◆ Goal ◆
Take every line from the material that has the word "title" in it.

[Begin Records for the exercise]

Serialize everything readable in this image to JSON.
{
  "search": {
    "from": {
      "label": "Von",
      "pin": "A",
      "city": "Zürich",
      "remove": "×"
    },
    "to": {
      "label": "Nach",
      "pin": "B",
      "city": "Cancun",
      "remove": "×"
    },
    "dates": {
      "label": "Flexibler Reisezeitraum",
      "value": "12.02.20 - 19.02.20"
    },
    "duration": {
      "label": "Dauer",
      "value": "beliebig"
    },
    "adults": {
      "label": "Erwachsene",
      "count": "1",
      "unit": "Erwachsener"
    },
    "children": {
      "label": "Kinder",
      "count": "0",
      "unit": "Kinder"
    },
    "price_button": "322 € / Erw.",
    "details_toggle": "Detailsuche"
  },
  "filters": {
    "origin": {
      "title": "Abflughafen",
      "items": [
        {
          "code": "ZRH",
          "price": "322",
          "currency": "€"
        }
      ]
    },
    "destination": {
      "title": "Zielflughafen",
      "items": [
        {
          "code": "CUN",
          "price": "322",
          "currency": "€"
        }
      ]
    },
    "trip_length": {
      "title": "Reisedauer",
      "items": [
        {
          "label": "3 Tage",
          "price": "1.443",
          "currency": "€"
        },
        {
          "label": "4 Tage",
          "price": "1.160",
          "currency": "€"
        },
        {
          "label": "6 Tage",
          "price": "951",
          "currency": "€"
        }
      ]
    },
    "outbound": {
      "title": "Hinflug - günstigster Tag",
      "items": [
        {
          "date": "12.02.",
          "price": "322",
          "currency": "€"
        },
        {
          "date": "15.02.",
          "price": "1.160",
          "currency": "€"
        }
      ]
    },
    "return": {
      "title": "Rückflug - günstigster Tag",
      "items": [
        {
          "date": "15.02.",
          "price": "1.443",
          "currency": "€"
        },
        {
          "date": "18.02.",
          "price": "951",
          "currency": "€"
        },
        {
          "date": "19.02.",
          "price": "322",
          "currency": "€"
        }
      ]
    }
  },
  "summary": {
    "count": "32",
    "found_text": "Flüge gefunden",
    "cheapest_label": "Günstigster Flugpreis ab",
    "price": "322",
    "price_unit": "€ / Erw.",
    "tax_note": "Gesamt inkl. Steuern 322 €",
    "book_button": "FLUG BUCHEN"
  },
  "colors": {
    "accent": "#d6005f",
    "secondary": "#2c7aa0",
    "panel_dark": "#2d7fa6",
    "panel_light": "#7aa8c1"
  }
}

[End Records for the exercise]

◆ Output for this exercise ◆
      "title": "Abflughafen",
      "title": "Zielflughafen",
      "title": "Reisedauer",
      "title": "Hinflug - günstigster Tag",
      "title": "Rückflug - günstigster Tag",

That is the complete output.